## Task goal
Write the data out again exactly, with no pictures.

## Stored entries
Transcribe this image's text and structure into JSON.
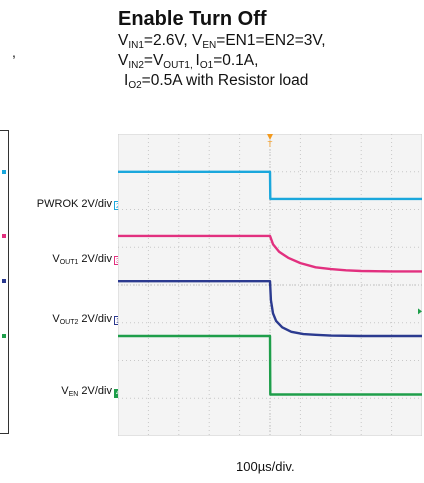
{
  "chart_data": {
    "type": "line",
    "title": "Enable Turn Off",
    "conditions": {
      "line1": {
        "a": "V",
        "a_sub": "IN1",
        "b": "=2.6V, V",
        "b_sub": "EN",
        "c": "=EN1=EN2=3V,"
      },
      "line2": {
        "a": "V",
        "a_sub": "IN2",
        "b": "=V",
        "b_sub": "OUT1, ",
        "c": "I",
        "c_sub": "O1",
        "d": "=0.1A,"
      },
      "line3": {
        "a": "I",
        "a_sub": "O2",
        "b": "=0.5A with Resistor load"
      }
    },
    "xlabel": "100µs/div.",
    "x_divisions": 10,
    "y_divisions": 8,
    "x_range_us": [
      0,
      1000
    ],
    "y_range_div": [
      0,
      8
    ],
    "grid": true,
    "trigger_marker": "T",
    "trigger_x_us": 500,
    "left_fragment": ",",
    "series": [
      {
        "id": "ch2",
        "ch": "2",
        "name": "PWROK",
        "scale_value": "2V/div",
        "color": "#1aa7dc",
        "box": "outline",
        "x": [
          0,
          500,
          501,
          1000
        ],
        "y": [
          7.0,
          7.0,
          6.28,
          6.28
        ]
      },
      {
        "id": "ch3",
        "ch": "3",
        "name": "V",
        "name_sub": "OUT1",
        "scale_value": "2V/div",
        "color": "#e2307f",
        "box": "outline",
        "x": [
          0,
          500,
          510,
          530,
          560,
          600,
          650,
          700,
          750,
          800,
          900,
          1000
        ],
        "y": [
          5.3,
          5.3,
          5.08,
          4.88,
          4.72,
          4.58,
          4.47,
          4.42,
          4.39,
          4.37,
          4.36,
          4.36
        ]
      },
      {
        "id": "ch1",
        "ch": "1",
        "name": "V",
        "name_sub": "OUT2",
        "scale_value": "2V/div",
        "color": "#2b3a8f",
        "box": "outline",
        "x": [
          0,
          500,
          503,
          510,
          520,
          540,
          570,
          610,
          650,
          700,
          800,
          1000
        ],
        "y": [
          4.1,
          4.1,
          3.6,
          3.25,
          3.05,
          2.88,
          2.76,
          2.7,
          2.68,
          2.66,
          2.65,
          2.65
        ]
      },
      {
        "id": "ch4",
        "ch": "4",
        "name": "V",
        "name_sub": "EN",
        "scale_value": "2V/div",
        "color": "#1e9e4a",
        "box": "fill",
        "x": [
          0,
          500,
          501,
          1000
        ],
        "y": [
          2.65,
          2.65,
          1.1,
          1.1
        ]
      }
    ]
  }
}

## Expected answer
Transcribe this image's text and structure into JSON.
{
  "chart_data": {
    "type": "line",
    "title": "Enable Turn Off",
    "conditions": {
      "line1": {
        "a": "V",
        "a_sub": "IN1",
        "b": "=2.6V, V",
        "b_sub": "EN",
        "c": "=EN1=EN2=3V,"
      },
      "line2": {
        "a": "V",
        "a_sub": "IN2",
        "b": "=V",
        "b_sub": "OUT1, ",
        "c": "I",
        "c_sub": "O1",
        "d": "=0.1A,"
      },
      "line3": {
        "a": "I",
        "a_sub": "O2",
        "b": "=0.5A with Resistor load"
      }
    },
    "xlabel": "100µs/div.",
    "x_divisions": 10,
    "y_divisions": 8,
    "x_range_us": [
      0,
      1000
    ],
    "y_range_div": [
      0,
      8
    ],
    "grid": true,
    "trigger_marker": "T",
    "trigger_x_us": 500,
    "left_fragment": ",",
    "series": [
      {
        "id": "ch2",
        "ch": "2",
        "name": "PWROK",
        "scale_value": "2V/div",
        "color": "#1aa7dc",
        "box": "outline",
        "x": [
          0,
          500,
          501,
          1000
        ],
        "y": [
          7.0,
          7.0,
          6.28,
          6.28
        ]
      },
      {
        "id": "ch3",
        "ch": "3",
        "name": "V",
        "name_sub": "OUT1",
        "scale_value": "2V/div",
        "color": "#e2307f",
        "box": "outline",
        "x": [
          0,
          500,
          510,
          530,
          560,
          600,
          650,
          700,
          750,
          800,
          900,
          1000
        ],
        "y": [
          5.3,
          5.3,
          5.08,
          4.88,
          4.72,
          4.58,
          4.47,
          4.42,
          4.39,
          4.37,
          4.36,
          4.36
        ]
      },
      {
        "id": "ch1",
        "ch": "1",
        "name": "V",
        "name_sub": "OUT2",
        "scale_value": "2V/div",
        "color": "#2b3a8f",
        "box": "outline",
        "x": [
          0,
          500,
          503,
          510,
          520,
          540,
          570,
          610,
          650,
          700,
          800,
          1000
        ],
        "y": [
          4.1,
          4.1,
          3.6,
          3.25,
          3.05,
          2.88,
          2.76,
          2.7,
          2.68,
          2.66,
          2.65,
          2.65
        ]
      },
      {
        "id": "ch4",
        "ch": "4",
        "name": "V",
        "name_sub": "EN",
        "scale_value": "2V/div",
        "color": "#1e9e4a",
        "box": "fill",
        "x": [
          0,
          500,
          501,
          1000
        ],
        "y": [
          2.65,
          2.65,
          1.1,
          1.1
        ]
      }
    ]
  }
}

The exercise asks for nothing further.